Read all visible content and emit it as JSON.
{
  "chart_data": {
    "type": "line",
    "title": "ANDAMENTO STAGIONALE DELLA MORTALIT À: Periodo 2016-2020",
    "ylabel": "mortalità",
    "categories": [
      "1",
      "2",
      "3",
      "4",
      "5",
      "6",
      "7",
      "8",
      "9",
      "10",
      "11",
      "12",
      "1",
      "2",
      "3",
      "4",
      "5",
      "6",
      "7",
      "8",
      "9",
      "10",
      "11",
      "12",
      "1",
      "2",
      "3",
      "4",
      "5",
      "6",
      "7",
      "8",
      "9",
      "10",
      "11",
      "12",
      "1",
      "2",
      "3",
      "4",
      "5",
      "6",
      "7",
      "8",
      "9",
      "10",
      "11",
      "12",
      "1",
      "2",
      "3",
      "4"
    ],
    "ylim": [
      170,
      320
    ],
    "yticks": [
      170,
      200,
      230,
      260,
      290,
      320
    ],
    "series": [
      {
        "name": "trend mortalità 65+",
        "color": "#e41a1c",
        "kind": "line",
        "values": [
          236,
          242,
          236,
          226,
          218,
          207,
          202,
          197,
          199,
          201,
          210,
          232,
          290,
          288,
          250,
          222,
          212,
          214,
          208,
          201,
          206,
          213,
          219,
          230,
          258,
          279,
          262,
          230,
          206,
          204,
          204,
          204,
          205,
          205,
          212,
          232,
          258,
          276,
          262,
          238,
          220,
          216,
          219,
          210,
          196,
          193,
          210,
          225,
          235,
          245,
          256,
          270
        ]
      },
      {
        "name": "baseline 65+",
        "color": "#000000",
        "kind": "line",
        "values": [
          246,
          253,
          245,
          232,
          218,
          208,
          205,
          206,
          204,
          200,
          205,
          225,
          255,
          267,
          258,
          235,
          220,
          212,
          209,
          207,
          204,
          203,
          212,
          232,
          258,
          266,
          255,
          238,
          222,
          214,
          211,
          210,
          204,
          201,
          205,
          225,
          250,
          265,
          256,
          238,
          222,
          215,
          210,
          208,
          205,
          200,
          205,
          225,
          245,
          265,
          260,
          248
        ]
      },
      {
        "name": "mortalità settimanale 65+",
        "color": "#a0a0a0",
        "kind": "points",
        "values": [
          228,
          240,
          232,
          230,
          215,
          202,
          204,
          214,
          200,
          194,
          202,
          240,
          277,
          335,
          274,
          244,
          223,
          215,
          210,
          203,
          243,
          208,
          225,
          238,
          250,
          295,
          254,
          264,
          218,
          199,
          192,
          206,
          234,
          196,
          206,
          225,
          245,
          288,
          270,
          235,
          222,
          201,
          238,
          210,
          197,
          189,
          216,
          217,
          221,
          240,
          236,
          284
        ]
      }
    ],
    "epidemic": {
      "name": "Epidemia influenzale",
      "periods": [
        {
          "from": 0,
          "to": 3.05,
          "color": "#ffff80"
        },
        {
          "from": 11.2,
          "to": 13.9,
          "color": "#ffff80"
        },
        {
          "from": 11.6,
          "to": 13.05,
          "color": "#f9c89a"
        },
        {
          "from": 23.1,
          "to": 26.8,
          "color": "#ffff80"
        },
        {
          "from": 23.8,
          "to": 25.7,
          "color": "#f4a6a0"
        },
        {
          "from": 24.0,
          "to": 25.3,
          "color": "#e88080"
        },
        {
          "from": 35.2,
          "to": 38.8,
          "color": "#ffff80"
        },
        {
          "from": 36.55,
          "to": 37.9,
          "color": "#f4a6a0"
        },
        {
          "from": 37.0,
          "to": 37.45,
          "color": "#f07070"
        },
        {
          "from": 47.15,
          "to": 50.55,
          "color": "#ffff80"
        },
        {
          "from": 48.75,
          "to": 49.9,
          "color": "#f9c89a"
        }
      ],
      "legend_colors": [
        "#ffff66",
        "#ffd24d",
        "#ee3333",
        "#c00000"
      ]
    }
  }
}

---*---

Task to carry out>
Read through the lines above and collect those that contain the string "name".

Result of this task>
        "name": "trend mortalità 65+",
        "name": "baseline 65+",
        "name": "mortalità settimanale 65+",
      "name": "Epidemia influenzale",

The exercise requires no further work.